>>>>>
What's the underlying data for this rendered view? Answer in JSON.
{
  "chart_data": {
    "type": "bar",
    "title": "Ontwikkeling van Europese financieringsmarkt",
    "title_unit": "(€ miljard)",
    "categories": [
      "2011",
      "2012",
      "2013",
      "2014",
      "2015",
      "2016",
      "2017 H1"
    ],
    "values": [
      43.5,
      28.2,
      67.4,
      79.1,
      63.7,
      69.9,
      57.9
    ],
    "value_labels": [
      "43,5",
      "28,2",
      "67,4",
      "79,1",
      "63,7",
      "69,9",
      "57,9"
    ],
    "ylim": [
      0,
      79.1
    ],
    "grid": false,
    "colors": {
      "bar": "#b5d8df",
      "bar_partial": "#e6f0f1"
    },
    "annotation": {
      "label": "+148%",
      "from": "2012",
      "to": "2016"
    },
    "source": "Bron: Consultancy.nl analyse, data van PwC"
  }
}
<<<<<
Output all records verbatim.

What's the underlying data for this rendered view? Answer in JSON.
{
  "chart_data": {
    "type": "bar",
    "title": "Ontwikkeling van Europese financieringsmarkt",
    "title_unit": "(€ miljard)",
    "categories": [
      "2011",
      "2012",
      "2013",
      "2014",
      "2015",
      "2016",
      "2017 H1"
    ],
    "values": [
      43.5,
      28.2,
      67.4,
      79.1,
      63.7,
      69.9,
      57.9
    ],
    "value_labels": [
      "43,5",
      "28,2",
      "67,4",
      "79,1",
      "63,7",
      "69,9",
      "57,9"
    ],
    "ylim": [
      0,
      79.1
    ],
    "grid": false,
    "colors": {
      "bar": "#b5d8df",
      "bar_partial": "#e6f0f1"
    },
    "annotation": {
      "label": "+148%",
      "from": "2012",
      "to": "2016"
    },
    "source": "Bron: Consultancy.nl analyse, data van PwC"
  }
}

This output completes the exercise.